Count how many lines in the material below hold the word "title"; the reply is that number alone.

## Start Exercise material

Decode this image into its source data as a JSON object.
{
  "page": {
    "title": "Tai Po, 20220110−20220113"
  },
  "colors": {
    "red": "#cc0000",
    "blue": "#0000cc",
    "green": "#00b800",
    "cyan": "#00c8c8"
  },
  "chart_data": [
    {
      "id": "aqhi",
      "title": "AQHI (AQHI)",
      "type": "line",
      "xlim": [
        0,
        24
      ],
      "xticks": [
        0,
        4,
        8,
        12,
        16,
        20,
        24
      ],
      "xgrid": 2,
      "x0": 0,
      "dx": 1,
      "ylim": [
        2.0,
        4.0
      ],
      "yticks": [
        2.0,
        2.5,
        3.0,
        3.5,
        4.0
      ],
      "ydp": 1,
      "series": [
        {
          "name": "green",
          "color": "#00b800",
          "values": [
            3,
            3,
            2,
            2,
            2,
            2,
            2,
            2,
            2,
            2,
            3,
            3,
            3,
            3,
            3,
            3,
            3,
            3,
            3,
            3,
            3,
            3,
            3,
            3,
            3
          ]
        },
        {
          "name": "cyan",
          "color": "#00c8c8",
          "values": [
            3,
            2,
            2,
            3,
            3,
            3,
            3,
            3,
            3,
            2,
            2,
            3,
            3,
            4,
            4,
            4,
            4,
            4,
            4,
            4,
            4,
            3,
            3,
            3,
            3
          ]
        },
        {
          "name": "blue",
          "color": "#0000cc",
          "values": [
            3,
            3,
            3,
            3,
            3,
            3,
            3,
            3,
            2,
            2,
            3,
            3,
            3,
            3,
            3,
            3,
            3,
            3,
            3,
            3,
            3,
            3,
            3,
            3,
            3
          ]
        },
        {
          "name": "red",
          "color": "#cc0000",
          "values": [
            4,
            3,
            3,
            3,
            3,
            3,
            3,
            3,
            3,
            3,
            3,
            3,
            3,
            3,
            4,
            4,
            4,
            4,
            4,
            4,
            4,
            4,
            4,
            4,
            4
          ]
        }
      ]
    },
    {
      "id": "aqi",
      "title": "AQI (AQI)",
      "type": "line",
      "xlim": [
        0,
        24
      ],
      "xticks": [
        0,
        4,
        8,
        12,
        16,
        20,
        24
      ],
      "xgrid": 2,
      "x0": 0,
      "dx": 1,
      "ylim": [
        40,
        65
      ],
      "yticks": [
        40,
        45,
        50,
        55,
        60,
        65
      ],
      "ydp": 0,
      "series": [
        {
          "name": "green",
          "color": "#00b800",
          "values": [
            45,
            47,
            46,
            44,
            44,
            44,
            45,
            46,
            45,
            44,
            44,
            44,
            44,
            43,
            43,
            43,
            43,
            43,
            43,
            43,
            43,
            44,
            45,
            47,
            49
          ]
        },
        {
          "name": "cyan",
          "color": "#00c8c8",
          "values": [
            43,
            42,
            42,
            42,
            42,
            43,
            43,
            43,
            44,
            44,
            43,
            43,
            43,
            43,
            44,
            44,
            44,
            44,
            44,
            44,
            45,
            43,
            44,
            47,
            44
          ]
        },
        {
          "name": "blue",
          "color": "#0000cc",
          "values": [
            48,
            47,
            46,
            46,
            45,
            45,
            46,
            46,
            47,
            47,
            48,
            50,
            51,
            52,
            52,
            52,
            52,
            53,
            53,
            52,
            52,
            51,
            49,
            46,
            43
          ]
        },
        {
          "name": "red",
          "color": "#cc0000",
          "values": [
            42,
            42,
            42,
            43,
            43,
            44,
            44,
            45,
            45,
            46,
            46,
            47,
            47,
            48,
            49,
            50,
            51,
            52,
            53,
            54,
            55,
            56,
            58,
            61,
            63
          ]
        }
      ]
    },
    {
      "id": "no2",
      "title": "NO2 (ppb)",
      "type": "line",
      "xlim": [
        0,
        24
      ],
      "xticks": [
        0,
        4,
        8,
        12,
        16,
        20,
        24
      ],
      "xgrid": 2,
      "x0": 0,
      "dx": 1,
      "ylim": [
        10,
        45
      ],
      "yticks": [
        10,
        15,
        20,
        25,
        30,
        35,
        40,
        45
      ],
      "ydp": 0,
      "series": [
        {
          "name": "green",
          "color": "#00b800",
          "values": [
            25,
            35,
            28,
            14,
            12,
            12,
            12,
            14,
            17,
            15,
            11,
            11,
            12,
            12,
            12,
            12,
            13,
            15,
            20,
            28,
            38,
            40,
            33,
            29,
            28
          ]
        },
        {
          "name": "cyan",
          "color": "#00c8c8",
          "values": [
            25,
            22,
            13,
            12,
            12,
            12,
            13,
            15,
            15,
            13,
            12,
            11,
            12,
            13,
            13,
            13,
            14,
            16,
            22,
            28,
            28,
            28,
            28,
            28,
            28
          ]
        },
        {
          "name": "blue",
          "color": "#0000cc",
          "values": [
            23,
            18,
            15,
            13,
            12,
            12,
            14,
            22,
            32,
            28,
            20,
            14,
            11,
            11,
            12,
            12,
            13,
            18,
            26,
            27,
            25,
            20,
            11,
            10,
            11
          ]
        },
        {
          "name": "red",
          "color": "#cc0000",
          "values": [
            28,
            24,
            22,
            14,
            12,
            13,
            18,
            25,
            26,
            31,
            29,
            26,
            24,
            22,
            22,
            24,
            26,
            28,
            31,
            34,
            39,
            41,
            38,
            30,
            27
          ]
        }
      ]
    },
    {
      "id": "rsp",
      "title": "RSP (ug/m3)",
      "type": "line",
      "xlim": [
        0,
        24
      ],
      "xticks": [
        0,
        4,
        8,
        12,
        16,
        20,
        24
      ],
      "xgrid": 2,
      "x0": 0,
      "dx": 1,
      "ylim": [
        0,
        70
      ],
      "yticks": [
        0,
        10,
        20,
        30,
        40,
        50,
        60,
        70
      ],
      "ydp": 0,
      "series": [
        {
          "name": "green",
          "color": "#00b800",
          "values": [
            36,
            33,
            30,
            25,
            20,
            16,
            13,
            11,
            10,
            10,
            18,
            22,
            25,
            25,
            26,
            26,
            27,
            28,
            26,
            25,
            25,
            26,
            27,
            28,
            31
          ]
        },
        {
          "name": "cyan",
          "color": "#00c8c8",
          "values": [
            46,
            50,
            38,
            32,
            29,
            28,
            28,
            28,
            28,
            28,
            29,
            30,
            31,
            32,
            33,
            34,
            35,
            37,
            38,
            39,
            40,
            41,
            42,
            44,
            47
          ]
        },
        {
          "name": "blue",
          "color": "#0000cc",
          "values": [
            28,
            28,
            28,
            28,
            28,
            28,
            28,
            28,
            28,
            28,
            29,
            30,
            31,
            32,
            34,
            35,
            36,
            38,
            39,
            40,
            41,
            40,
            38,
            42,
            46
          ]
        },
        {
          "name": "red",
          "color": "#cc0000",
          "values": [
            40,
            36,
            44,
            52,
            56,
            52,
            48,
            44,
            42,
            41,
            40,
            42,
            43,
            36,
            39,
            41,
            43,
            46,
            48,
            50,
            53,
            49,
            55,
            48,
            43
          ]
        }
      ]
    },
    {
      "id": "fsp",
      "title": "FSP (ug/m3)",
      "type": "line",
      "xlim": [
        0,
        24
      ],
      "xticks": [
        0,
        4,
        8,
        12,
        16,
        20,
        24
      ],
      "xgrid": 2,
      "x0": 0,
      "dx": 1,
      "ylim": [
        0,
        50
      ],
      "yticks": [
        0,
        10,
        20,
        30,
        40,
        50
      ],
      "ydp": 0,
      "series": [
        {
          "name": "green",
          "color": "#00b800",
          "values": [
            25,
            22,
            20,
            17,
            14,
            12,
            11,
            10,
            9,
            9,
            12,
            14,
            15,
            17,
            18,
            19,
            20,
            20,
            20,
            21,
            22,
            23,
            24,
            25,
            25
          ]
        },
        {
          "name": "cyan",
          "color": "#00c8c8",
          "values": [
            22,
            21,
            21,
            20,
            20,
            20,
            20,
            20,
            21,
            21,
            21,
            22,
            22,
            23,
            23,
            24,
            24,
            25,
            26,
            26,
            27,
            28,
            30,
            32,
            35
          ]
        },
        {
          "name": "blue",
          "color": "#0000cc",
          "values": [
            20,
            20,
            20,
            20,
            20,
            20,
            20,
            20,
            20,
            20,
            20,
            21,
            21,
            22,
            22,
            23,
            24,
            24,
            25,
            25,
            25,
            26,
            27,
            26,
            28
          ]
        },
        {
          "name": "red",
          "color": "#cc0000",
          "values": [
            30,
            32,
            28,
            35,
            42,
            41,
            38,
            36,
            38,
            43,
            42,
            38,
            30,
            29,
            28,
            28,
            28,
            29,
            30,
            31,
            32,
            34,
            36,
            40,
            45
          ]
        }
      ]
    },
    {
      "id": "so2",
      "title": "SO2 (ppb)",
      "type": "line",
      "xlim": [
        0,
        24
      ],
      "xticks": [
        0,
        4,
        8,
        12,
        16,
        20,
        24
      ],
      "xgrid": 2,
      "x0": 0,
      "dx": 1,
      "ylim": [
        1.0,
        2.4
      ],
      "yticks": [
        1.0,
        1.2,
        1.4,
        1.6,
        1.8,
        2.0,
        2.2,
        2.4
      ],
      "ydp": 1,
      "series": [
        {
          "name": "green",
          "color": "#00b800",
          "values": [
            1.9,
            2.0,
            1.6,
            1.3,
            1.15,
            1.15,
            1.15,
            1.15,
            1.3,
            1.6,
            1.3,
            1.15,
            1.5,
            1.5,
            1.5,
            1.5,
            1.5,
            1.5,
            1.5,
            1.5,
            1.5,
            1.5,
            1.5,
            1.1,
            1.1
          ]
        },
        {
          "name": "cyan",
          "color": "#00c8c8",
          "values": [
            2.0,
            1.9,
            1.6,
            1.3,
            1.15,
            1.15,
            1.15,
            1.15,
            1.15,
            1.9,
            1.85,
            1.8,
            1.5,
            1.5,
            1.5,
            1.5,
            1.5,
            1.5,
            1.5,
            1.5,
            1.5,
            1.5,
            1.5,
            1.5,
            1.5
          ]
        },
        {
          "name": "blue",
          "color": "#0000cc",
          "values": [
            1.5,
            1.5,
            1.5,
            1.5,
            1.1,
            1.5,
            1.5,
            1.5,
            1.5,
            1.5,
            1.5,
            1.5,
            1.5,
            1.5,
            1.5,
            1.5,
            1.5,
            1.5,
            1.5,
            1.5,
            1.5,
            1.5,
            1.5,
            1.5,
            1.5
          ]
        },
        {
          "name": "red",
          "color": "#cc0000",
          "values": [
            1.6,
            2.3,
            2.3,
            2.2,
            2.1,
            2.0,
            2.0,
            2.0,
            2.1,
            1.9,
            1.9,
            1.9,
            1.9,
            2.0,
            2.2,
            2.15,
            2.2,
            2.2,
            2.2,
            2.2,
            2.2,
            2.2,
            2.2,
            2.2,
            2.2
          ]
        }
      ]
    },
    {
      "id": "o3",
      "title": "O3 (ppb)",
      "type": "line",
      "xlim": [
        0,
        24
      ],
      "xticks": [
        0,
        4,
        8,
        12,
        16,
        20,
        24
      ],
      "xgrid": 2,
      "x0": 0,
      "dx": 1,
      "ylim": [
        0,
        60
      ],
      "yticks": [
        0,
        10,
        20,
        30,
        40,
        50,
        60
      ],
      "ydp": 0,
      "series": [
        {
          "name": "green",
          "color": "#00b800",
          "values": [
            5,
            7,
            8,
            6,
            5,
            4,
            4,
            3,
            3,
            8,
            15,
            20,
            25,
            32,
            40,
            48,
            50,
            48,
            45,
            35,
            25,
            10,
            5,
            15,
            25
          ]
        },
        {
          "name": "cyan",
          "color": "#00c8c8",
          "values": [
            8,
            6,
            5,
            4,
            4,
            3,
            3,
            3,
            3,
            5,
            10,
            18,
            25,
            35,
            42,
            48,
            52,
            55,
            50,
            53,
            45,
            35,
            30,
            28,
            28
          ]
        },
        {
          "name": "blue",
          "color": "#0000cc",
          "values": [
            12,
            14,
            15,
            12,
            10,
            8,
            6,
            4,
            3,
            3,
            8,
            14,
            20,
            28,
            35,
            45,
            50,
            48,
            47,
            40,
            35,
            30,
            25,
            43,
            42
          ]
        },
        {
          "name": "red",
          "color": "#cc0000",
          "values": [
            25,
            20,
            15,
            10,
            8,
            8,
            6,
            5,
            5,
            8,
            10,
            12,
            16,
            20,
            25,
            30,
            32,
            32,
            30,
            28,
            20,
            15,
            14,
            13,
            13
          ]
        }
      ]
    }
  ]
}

## End Exercise material

## Completed task
8